The request
Copy out all the lines exactly. Omit pictures.

++++++++

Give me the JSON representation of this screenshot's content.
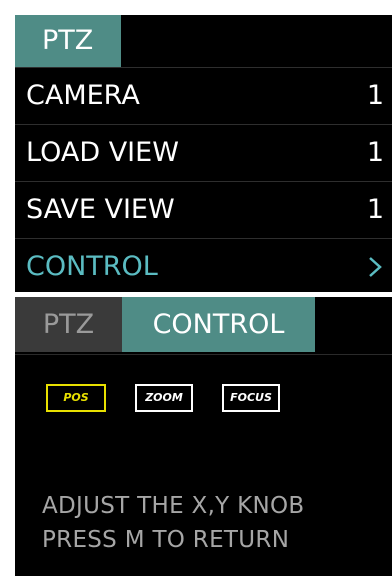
{
  "ptz_menu": {
    "tab_label": "PTZ",
    "items": [
      {
        "label": "CAMERA",
        "value": "1"
      },
      {
        "label": "LOAD VIEW",
        "value": "1"
      },
      {
        "label": "SAVE VIEW",
        "value": "1"
      },
      {
        "label": "CONTROL",
        "icon": "chevron-right-icon"
      }
    ],
    "colors": {
      "active_tab": "#4f8c86",
      "selected_text": "#5bbcc2",
      "background": "#000000"
    }
  },
  "control_panel": {
    "tabs": [
      {
        "label": "PTZ",
        "active": false
      },
      {
        "label": "CONTROL",
        "active": true
      }
    ],
    "modes": [
      {
        "label": "POS",
        "active": true
      },
      {
        "label": "ZOOM",
        "active": false
      },
      {
        "label": "FOCUS",
        "active": false
      }
    ],
    "instructions": [
      "ADJUST THE X,Y KNOB",
      "PRESS M TO RETURN"
    ],
    "colors": {
      "active_mode": "#e8e000",
      "inactive_tab": "#3a3a3a",
      "instruction_text": "#a6a6a6"
    }
  }
}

++++++++

Answer below
Give me the JSON representation of this screenshot's content.
{
  "ptz_menu": {
    "tab_label": "PTZ",
    "items": [
      {
        "label": "CAMERA",
        "value": "1"
      },
      {
        "label": "LOAD VIEW",
        "value": "1"
      },
      {
        "label": "SAVE VIEW",
        "value": "1"
      },
      {
        "label": "CONTROL",
        "icon": "chevron-right-icon"
      }
    ],
    "colors": {
      "active_tab": "#4f8c86",
      "selected_text": "#5bbcc2",
      "background": "#000000"
    }
  },
  "control_panel": {
    "tabs": [
      {
        "label": "PTZ",
        "active": false
      },
      {
        "label": "CONTROL",
        "active": true
      }
    ],
    "modes": [
      {
        "label": "POS",
        "active": true
      },
      {
        "label": "ZOOM",
        "active": false
      },
      {
        "label": "FOCUS",
        "active": false
      }
    ],
    "instructions": [
      "ADJUST THE X,Y KNOB",
      "PRESS M TO RETURN"
    ],
    "colors": {
      "active_mode": "#e8e000",
      "inactive_tab": "#3a3a3a",
      "instruction_text": "#a6a6a6"
    }
  }
}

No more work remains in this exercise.